Recorded information.

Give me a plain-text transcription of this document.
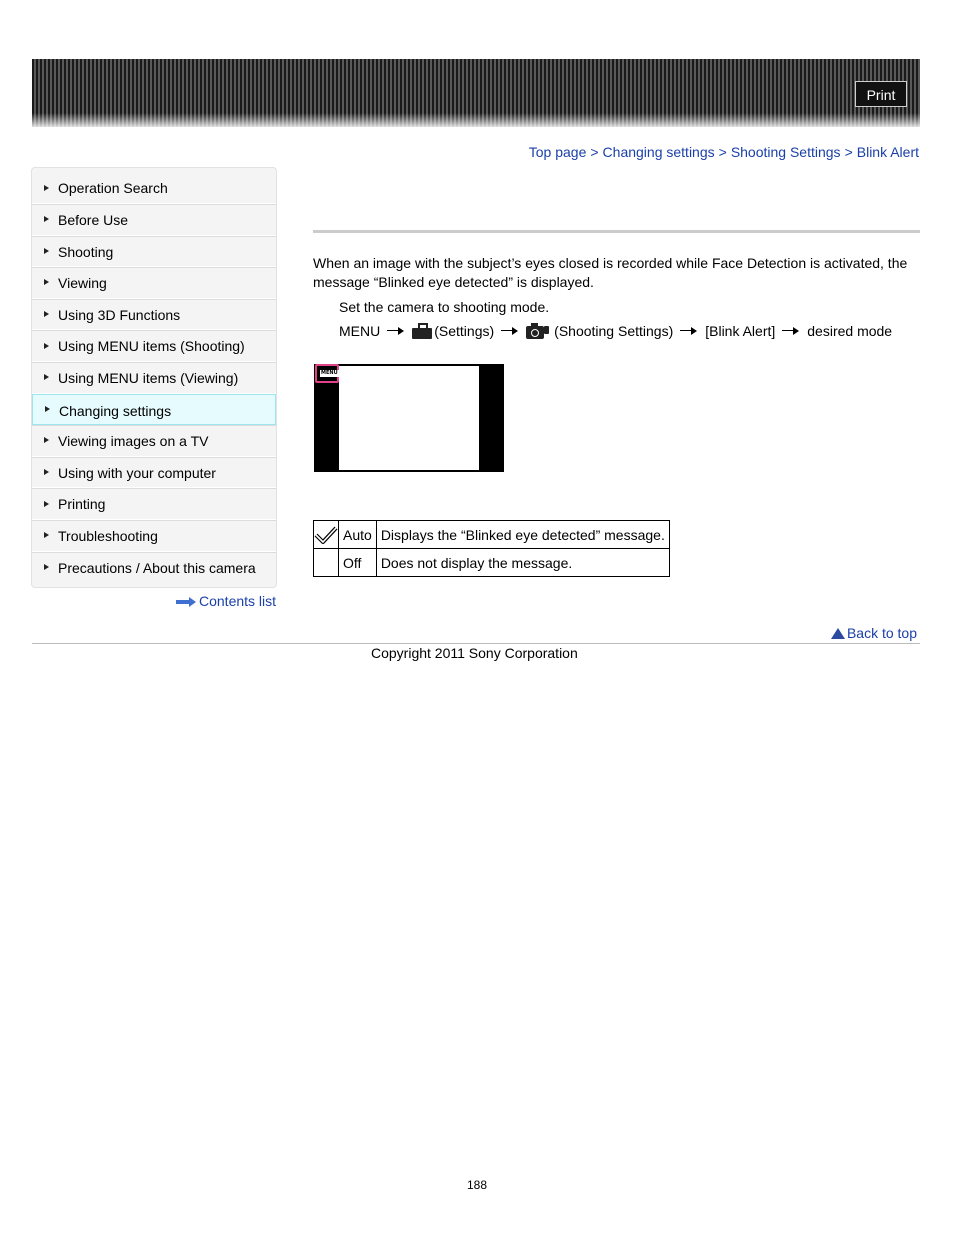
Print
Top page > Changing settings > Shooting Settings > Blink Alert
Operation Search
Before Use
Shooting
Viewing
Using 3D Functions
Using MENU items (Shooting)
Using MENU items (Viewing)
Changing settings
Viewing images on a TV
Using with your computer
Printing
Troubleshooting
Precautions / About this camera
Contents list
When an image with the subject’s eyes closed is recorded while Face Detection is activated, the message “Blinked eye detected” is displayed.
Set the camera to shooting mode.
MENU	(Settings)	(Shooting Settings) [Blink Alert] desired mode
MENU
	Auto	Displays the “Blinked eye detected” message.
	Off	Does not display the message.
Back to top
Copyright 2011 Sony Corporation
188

---

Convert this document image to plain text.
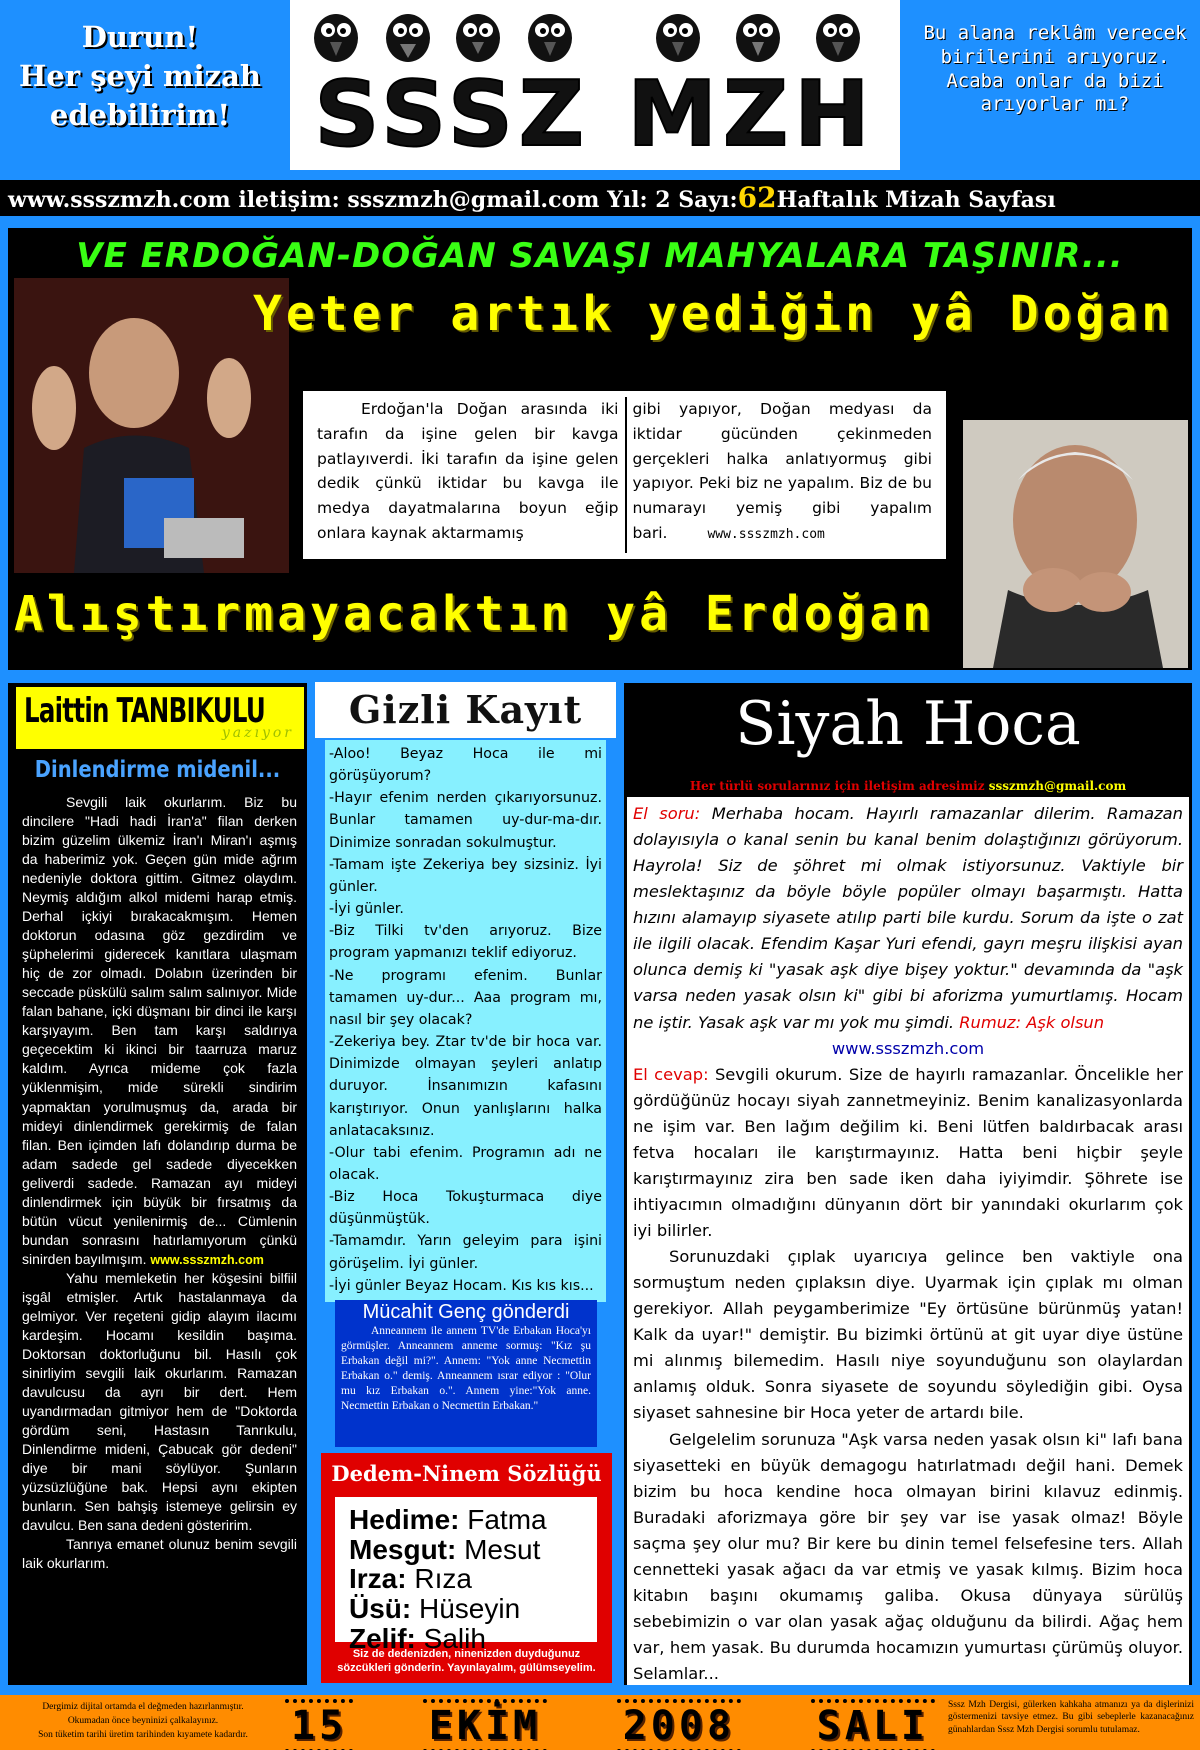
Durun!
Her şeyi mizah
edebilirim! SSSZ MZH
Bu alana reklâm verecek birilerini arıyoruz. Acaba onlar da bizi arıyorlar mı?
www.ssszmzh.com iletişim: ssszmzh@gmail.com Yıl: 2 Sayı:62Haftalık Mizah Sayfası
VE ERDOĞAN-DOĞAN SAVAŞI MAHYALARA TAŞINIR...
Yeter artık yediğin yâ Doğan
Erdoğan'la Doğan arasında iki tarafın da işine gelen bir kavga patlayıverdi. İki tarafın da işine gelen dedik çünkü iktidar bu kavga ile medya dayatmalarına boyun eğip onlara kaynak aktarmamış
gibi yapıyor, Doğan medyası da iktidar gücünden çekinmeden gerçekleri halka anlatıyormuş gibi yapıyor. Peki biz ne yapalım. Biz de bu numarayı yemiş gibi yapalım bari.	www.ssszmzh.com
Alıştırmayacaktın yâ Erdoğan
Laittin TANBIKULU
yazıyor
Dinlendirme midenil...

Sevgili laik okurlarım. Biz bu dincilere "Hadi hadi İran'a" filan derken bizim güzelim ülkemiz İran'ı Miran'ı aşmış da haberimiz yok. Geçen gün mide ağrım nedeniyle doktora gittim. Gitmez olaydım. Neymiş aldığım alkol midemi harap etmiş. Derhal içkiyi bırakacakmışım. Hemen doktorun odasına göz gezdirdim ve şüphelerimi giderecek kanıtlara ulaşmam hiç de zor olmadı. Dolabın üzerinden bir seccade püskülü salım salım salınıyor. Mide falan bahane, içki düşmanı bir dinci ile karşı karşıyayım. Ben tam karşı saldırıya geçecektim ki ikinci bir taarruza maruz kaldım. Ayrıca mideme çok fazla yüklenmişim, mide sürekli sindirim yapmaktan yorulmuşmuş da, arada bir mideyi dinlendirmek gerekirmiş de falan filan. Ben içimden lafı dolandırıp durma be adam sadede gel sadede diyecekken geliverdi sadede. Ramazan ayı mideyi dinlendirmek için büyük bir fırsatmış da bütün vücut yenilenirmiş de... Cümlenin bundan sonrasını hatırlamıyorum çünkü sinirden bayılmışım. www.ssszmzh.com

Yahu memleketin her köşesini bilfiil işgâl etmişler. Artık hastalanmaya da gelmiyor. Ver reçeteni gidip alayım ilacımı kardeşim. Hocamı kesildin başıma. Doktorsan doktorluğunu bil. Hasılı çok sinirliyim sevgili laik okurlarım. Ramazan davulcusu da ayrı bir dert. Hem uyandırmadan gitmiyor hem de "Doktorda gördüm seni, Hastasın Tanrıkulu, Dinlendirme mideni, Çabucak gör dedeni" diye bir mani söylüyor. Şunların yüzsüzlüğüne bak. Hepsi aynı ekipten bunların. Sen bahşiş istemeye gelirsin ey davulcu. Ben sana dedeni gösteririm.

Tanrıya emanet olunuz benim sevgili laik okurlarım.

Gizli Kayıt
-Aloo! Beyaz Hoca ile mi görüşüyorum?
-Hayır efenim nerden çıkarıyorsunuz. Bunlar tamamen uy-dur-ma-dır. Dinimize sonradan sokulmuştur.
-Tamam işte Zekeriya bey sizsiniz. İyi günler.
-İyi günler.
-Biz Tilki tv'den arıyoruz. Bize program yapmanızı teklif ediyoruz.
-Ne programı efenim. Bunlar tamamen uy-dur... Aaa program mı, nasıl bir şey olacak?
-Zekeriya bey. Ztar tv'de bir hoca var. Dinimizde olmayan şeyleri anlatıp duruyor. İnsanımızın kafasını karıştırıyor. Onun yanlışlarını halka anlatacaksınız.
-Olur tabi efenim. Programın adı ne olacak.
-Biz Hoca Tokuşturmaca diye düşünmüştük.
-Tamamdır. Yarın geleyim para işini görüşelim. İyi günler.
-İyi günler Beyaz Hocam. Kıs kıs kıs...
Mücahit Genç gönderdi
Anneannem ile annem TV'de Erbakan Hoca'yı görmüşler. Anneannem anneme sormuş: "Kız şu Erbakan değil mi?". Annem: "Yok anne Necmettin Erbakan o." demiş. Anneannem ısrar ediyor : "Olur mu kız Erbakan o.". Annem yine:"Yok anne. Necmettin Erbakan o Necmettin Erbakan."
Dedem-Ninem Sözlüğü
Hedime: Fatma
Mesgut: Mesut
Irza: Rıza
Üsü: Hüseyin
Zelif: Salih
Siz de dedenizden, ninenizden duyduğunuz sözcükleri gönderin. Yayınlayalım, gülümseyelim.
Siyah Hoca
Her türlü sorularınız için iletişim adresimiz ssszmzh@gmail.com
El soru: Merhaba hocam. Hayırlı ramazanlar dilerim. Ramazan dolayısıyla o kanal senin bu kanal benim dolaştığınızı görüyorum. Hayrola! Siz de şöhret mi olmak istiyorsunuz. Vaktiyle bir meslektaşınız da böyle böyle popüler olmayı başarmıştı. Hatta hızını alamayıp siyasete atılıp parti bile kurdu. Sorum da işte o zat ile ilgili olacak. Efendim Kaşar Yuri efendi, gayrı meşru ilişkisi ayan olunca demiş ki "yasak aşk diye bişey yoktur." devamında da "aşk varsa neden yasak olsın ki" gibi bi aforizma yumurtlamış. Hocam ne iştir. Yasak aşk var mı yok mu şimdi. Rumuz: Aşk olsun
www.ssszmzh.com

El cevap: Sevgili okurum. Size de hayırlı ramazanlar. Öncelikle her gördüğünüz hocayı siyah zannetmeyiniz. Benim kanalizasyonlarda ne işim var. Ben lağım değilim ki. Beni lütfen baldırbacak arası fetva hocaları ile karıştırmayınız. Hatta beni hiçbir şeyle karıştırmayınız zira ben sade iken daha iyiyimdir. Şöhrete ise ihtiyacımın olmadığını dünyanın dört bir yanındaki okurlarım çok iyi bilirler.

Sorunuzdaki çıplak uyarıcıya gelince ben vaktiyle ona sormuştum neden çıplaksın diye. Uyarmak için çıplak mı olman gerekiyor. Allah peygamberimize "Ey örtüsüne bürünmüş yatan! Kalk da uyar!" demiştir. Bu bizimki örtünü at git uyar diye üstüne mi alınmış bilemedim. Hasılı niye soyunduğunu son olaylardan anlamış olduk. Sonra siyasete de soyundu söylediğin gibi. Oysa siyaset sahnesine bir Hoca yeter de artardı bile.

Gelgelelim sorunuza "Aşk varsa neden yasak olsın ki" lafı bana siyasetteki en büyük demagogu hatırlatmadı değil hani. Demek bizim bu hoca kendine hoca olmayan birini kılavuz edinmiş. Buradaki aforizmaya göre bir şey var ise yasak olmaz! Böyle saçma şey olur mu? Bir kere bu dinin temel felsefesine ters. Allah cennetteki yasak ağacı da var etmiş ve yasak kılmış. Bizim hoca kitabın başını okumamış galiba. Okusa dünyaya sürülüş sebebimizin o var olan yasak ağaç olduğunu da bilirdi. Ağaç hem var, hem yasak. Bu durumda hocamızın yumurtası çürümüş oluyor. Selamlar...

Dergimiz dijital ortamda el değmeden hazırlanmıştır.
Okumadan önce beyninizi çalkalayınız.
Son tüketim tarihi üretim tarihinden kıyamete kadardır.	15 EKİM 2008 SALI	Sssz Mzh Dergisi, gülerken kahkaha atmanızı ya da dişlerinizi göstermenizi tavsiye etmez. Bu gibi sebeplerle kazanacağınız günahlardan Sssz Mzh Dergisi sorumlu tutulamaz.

Requirements. Collect the lines that hold "this".

Correct result.
Give me a plain-text transcription of this document.
Precautions / About this camera
Convert this document image to plain text.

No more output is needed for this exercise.